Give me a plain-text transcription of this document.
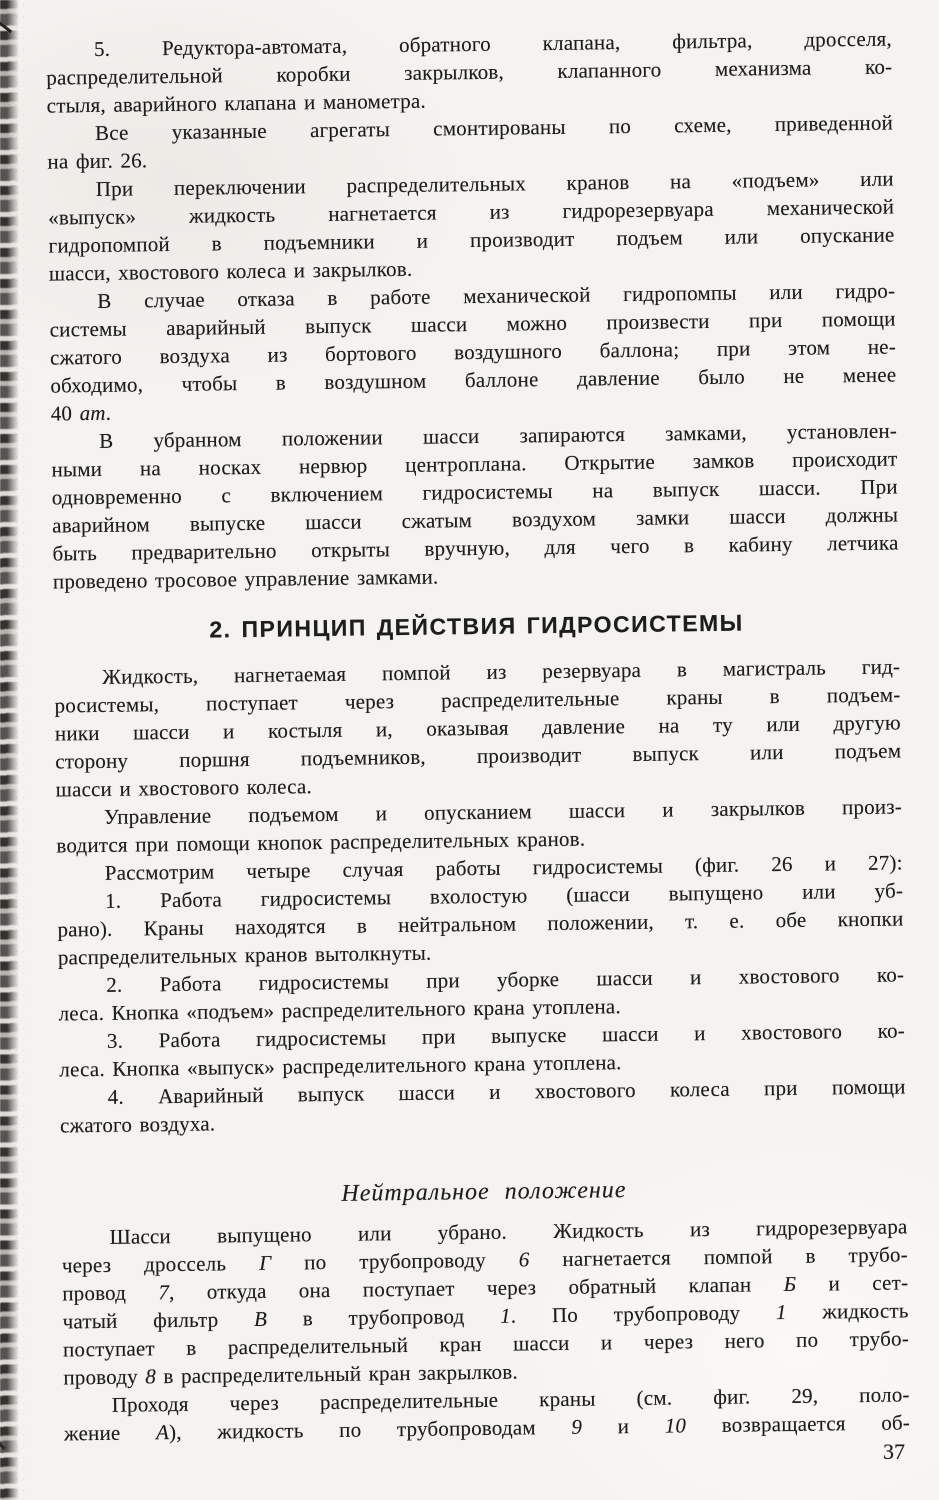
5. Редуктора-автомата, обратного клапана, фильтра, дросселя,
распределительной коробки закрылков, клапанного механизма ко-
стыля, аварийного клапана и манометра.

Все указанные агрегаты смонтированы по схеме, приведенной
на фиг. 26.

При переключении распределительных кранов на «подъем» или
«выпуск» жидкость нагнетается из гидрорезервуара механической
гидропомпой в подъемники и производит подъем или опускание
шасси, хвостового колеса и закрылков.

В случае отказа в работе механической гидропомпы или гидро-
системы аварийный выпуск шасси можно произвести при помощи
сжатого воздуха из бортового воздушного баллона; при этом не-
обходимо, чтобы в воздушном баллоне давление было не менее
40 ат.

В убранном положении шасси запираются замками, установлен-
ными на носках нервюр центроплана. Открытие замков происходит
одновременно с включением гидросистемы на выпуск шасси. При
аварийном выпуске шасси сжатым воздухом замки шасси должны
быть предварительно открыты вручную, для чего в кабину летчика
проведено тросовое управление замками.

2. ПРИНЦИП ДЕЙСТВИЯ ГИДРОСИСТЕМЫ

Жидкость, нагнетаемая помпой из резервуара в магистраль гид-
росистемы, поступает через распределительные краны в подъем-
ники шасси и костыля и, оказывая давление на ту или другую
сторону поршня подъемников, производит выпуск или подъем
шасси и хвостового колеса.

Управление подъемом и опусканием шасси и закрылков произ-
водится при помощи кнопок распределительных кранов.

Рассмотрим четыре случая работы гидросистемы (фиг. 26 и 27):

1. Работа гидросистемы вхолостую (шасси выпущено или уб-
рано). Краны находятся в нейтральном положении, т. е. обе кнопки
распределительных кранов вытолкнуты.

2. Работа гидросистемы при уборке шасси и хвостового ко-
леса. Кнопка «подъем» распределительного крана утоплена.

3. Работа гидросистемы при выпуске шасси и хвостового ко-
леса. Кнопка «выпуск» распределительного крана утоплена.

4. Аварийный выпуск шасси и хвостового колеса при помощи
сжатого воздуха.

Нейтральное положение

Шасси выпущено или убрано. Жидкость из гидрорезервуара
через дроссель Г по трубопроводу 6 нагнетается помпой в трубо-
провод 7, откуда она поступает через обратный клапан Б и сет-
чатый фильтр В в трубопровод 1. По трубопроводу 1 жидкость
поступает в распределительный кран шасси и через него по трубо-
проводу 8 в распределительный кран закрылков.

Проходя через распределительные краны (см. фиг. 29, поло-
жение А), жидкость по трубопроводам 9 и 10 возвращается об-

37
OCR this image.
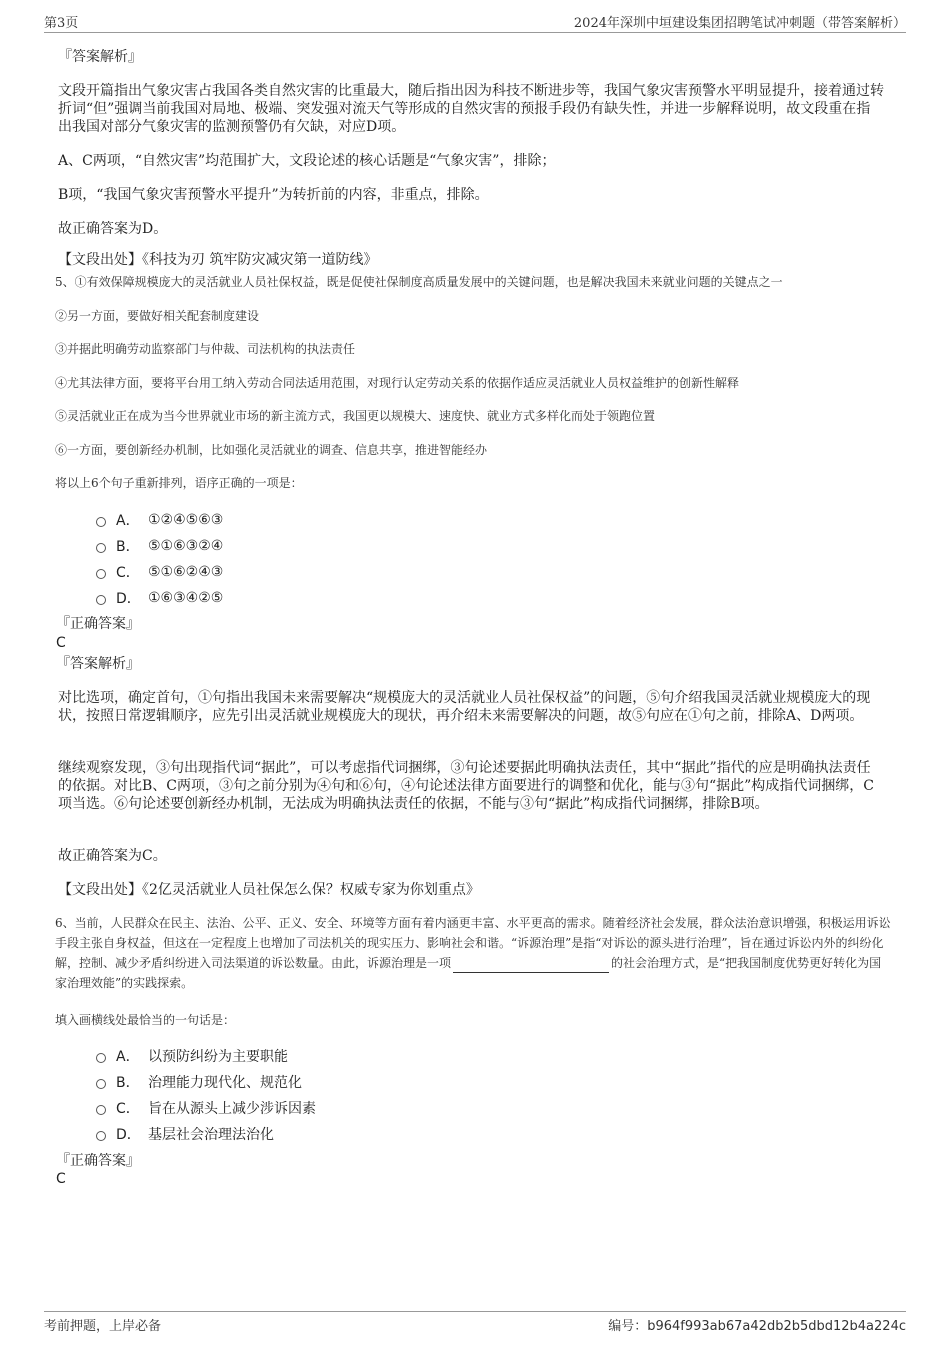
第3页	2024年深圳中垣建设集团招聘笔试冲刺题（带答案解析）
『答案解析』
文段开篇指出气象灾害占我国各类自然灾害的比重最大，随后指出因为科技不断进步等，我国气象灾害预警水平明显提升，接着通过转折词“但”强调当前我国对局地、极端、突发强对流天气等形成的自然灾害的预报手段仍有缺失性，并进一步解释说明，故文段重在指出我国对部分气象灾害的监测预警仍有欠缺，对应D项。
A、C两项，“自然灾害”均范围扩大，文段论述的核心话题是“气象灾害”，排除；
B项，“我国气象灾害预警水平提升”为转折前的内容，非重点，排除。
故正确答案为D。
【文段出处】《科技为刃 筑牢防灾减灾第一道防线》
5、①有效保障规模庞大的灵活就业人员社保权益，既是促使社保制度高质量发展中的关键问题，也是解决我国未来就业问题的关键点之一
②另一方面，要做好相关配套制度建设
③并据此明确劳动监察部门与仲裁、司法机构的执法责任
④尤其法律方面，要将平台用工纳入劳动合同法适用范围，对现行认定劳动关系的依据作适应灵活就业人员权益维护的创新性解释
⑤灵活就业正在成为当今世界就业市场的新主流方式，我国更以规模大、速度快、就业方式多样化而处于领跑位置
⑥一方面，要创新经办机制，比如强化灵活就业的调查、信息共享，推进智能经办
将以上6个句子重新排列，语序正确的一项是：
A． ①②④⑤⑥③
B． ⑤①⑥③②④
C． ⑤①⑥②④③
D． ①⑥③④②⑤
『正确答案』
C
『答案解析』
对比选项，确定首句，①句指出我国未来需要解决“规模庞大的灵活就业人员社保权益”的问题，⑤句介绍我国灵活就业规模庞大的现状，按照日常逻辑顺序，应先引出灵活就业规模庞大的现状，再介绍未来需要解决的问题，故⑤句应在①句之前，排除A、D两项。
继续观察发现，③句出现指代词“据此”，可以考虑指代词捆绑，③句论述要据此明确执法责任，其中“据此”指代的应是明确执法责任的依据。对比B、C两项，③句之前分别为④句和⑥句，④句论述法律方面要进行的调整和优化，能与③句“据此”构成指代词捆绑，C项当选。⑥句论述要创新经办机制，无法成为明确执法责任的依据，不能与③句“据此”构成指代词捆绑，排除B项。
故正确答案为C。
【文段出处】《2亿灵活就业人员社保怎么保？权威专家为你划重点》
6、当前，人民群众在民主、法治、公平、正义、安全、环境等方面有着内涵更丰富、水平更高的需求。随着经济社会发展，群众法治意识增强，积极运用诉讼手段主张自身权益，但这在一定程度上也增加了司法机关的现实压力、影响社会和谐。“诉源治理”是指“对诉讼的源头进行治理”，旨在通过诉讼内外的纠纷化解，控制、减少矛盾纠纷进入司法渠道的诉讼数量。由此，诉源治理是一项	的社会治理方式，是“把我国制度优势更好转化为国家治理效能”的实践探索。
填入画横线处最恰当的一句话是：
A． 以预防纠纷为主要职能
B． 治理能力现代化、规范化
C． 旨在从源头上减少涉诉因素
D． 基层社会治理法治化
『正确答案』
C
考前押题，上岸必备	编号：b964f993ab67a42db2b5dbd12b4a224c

=-=-=

Repeat the material above word for word and skip every image in it.

**Right answer:**
Give me a plain-text transcription of this document.
5. Редуктора-автомата, обратного клапана, фильтра, дросселя,
распределительной коробки закрылков, клапанного механизма ко-
стыля, аварийного клапана и манометра.

Все указанные агрегаты смонтированы по схеме, приведенной
на фиг. 26.

При переключении распределительных кранов на «подъем» или
«выпуск» жидкость нагнетается из гидрорезервуара механической
гидропомпой в подъемники и производит подъем или опускание
шасси, хвостового колеса и закрылков.

В случае отказа в работе механической гидропомпы или гидро-
системы аварийный выпуск шасси можно произвести при помощи
сжатого воздуха из бортового воздушного баллона; при этом не-
обходимо, чтобы в воздушном баллоне давление было не менее
40 ат.

В убранном положении шасси запираются замками, установлен-
ными на носках нервюр центроплана. Открытие замков происходит
одновременно с включением гидросистемы на выпуск шасси. При
аварийном выпуске шасси сжатым воздухом замки шасси должны
быть предварительно открыты вручную, для чего в кабину летчика
проведено тросовое управление замками.

2. ПРИНЦИП ДЕЙСТВИЯ ГИДРОСИСТЕМЫ

Жидкость, нагнетаемая помпой из резервуара в магистраль гид-
росистемы, поступает через распределительные краны в подъем-
ники шасси и костыля и, оказывая давление на ту или другую
сторону поршня подъемников, производит выпуск или подъем
шасси и хвостового колеса.

Управление подъемом и опусканием шасси и закрылков произ-
водится при помощи кнопок распределительных кранов.

Рассмотрим четыре случая работы гидросистемы (фиг. 26 и 27):

1. Работа гидросистемы вхолостую (шасси выпущено или уб-
рано). Краны находятся в нейтральном положении, т. е. обе кнопки
распределительных кранов вытолкнуты.

2. Работа гидросистемы при уборке шасси и хвостового ко-
леса. Кнопка «подъем» распределительного крана утоплена.

3. Работа гидросистемы при выпуске шасси и хвостового ко-
леса. Кнопка «выпуск» распределительного крана утоплена.

4. Аварийный выпуск шасси и хвостового колеса при помощи
сжатого воздуха.

Нейтральное положение

Шасси выпущено или убрано. Жидкость из гидрорезервуара
через дроссель Г по трубопроводу 6 нагнетается помпой в трубо-
провод 7, откуда она поступает через обратный клапан Б и сет-
чатый фильтр В в трубопровод 1. По трубопроводу 1 жидкость
поступает в распределительный кран шасси и через него по трубо-
проводу 8 в распределительный кран закрылков.

Проходя через распределительные краны (см. фиг. 29, поло-
жение А), жидкость по трубопроводам 9 и 10 возвращается об-

37
OCR this image.
第3页	2024年深圳中垣建设集团招聘笔试冲刺题（带答案解析）
『答案解析』
文段开篇指出气象灾害占我国各类自然灾害的比重最大，随后指出因为科技不断进步等，我国气象灾害预警水平明显提升，接着通过转折词“但”强调当前我国对局地、极端、突发强对流天气等形成的自然灾害的预报手段仍有缺失性，并进一步解释说明，故文段重在指出我国对部分气象灾害的监测预警仍有欠缺，对应D项。
A、C两项，“自然灾害”均范围扩大，文段论述的核心话题是“气象灾害”，排除；
B项，“我国气象灾害预警水平提升”为转折前的内容，非重点，排除。
故正确答案为D。
【文段出处】《科技为刃 筑牢防灾减灾第一道防线》
5、①有效保障规模庞大的灵活就业人员社保权益，既是促使社保制度高质量发展中的关键问题，也是解决我国未来就业问题的关键点之一
②另一方面，要做好相关配套制度建设
③并据此明确劳动监察部门与仲裁、司法机构的执法责任
④尤其法律方面，要将平台用工纳入劳动合同法适用范围，对现行认定劳动关系的依据作适应灵活就业人员权益维护的创新性解释
⑤灵活就业正在成为当今世界就业市场的新主流方式，我国更以规模大、速度快、就业方式多样化而处于领跑位置
⑥一方面，要创新经办机制，比如强化灵活就业的调查、信息共享，推进智能经办
将以上6个句子重新排列，语序正确的一项是：
A． ①②④⑤⑥③
B． ⑤①⑥③②④
C． ⑤①⑥②④③
D． ①⑥③④②⑤
『正确答案』
C
『答案解析』
对比选项，确定首句，①句指出我国未来需要解决“规模庞大的灵活就业人员社保权益”的问题，⑤句介绍我国灵活就业规模庞大的现状，按照日常逻辑顺序，应先引出灵活就业规模庞大的现状，再介绍未来需要解决的问题，故⑤句应在①句之前，排除A、D两项。
继续观察发现，③句出现指代词“据此”，可以考虑指代词捆绑，③句论述要据此明确执法责任，其中“据此”指代的应是明确执法责任的依据。对比B、C两项，③句之前分别为④句和⑥句，④句论述法律方面要进行的调整和优化，能与③句“据此”构成指代词捆绑，C项当选。⑥句论述要创新经办机制，无法成为明确执法责任的依据，不能与③句“据此”构成指代词捆绑，排除B项。
故正确答案为C。
【文段出处】《2亿灵活就业人员社保怎么保？权威专家为你划重点》
6、当前，人民群众在民主、法治、公平、正义、安全、环境等方面有着内涵更丰富、水平更高的需求。随着经济社会发展，群众法治意识增强，积极运用诉讼手段主张自身权益，但这在一定程度上也增加了司法机关的现实压力、影响社会和谐。“诉源治理”是指“对诉讼的源头进行治理”，旨在通过诉讼内外的纠纷化解，控制、减少矛盾纠纷进入司法渠道的诉讼数量。由此，诉源治理是一项	的社会治理方式，是“把我国制度优势更好转化为国家治理效能”的实践探索。
填入画横线处最恰当的一句话是：
A． 以预防纠纷为主要职能
B． 治理能力现代化、规范化
C． 旨在从源头上减少涉诉因素
D． 基层社会治理法治化
『正确答案』
C
考前押题，上岸必备	编号：b964f993ab67a42db2b5dbd12b4a224c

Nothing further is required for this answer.